What is being asked =>
Transcribe every line exactly. Leave the pictures behind.

Rows =>
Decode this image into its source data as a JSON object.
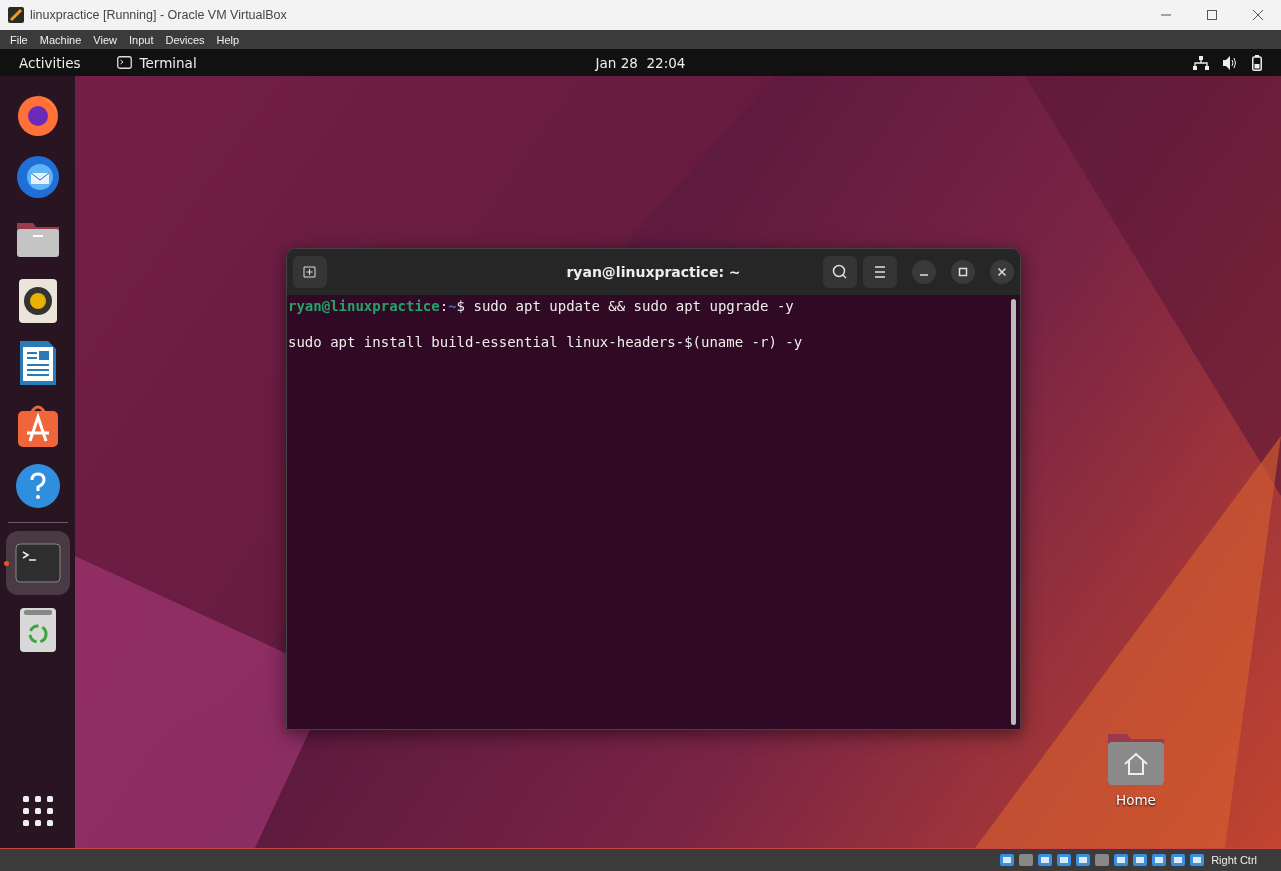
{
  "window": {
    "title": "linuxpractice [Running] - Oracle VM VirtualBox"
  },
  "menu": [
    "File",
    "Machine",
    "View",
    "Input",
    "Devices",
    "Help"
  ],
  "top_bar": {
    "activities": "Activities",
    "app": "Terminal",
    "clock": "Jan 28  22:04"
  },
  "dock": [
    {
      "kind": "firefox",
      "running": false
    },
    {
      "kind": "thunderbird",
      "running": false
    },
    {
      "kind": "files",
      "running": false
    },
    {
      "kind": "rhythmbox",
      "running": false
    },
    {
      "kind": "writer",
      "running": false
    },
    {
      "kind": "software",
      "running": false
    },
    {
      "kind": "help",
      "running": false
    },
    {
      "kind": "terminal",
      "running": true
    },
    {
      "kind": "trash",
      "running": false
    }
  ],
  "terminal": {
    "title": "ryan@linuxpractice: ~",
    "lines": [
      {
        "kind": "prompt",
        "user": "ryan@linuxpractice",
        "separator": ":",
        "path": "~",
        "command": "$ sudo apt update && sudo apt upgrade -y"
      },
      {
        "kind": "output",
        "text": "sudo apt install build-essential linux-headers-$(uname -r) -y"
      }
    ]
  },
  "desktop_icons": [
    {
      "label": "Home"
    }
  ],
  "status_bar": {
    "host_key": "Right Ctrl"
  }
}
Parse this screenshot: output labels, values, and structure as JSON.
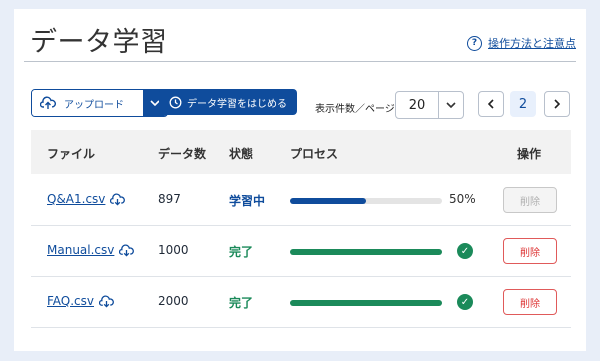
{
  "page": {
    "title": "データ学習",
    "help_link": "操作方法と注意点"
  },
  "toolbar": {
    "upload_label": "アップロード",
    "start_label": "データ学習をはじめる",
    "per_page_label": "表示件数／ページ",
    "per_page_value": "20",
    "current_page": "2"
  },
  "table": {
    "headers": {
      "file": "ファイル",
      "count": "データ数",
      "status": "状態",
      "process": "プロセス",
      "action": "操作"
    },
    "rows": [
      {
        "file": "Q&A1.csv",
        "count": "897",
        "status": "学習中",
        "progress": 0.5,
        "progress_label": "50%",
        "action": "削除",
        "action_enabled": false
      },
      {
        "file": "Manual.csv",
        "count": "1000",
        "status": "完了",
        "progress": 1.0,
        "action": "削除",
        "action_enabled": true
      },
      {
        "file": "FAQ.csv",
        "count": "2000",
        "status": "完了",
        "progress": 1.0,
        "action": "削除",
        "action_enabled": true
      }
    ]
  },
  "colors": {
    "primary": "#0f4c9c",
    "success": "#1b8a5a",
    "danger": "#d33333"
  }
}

Solution for this task =>
Decode this image into its source data as a JSON object.
{
  "window": {
    "title": "linuxpractice [Running] - Oracle VM VirtualBox"
  },
  "menu": [
    "File",
    "Machine",
    "View",
    "Input",
    "Devices",
    "Help"
  ],
  "top_bar": {
    "activities": "Activities",
    "app": "Terminal",
    "clock": "Jan 28  22:04"
  },
  "dock": [
    {
      "kind": "firefox",
      "running": false
    },
    {
      "kind": "thunderbird",
      "running": false
    },
    {
      "kind": "files",
      "running": false
    },
    {
      "kind": "rhythmbox",
      "running": false
    },
    {
      "kind": "writer",
      "running": false
    },
    {
      "kind": "software",
      "running": false
    },
    {
      "kind": "help",
      "running": false
    },
    {
      "kind": "terminal",
      "running": true
    },
    {
      "kind": "trash",
      "running": false
    }
  ],
  "terminal": {
    "title": "ryan@linuxpractice: ~",
    "lines": [
      {
        "kind": "prompt",
        "user": "ryan@linuxpractice",
        "separator": ":",
        "path": "~",
        "command": "$ sudo apt update && sudo apt upgrade -y"
      },
      {
        "kind": "output",
        "text": "sudo apt install build-essential linux-headers-$(uname -r) -y"
      }
    ]
  },
  "desktop_icons": [
    {
      "label": "Home"
    }
  ],
  "status_bar": {
    "host_key": "Right Ctrl"
  }
}
Parse this screenshot: output labels, values, and structure as JSON.
{
  "page": {
    "title": "データ学習",
    "help_link": "操作方法と注意点"
  },
  "toolbar": {
    "upload_label": "アップロード",
    "start_label": "データ学習をはじめる",
    "per_page_label": "表示件数／ページ",
    "per_page_value": "20",
    "current_page": "2"
  },
  "table": {
    "headers": {
      "file": "ファイル",
      "count": "データ数",
      "status": "状態",
      "process": "プロセス",
      "action": "操作"
    },
    "rows": [
      {
        "file": "Q&A1.csv",
        "count": "897",
        "status": "学習中",
        "progress": 0.5,
        "progress_label": "50%",
        "action": "削除",
        "action_enabled": false
      },
      {
        "file": "Manual.csv",
        "count": "1000",
        "status": "完了",
        "progress": 1.0,
        "action": "削除",
        "action_enabled": true
      },
      {
        "file": "FAQ.csv",
        "count": "2000",
        "status": "完了",
        "progress": 1.0,
        "action": "削除",
        "action_enabled": true
      }
    ]
  },
  "colors": {
    "primary": "#0f4c9c",
    "success": "#1b8a5a",
    "danger": "#d33333"
  }
}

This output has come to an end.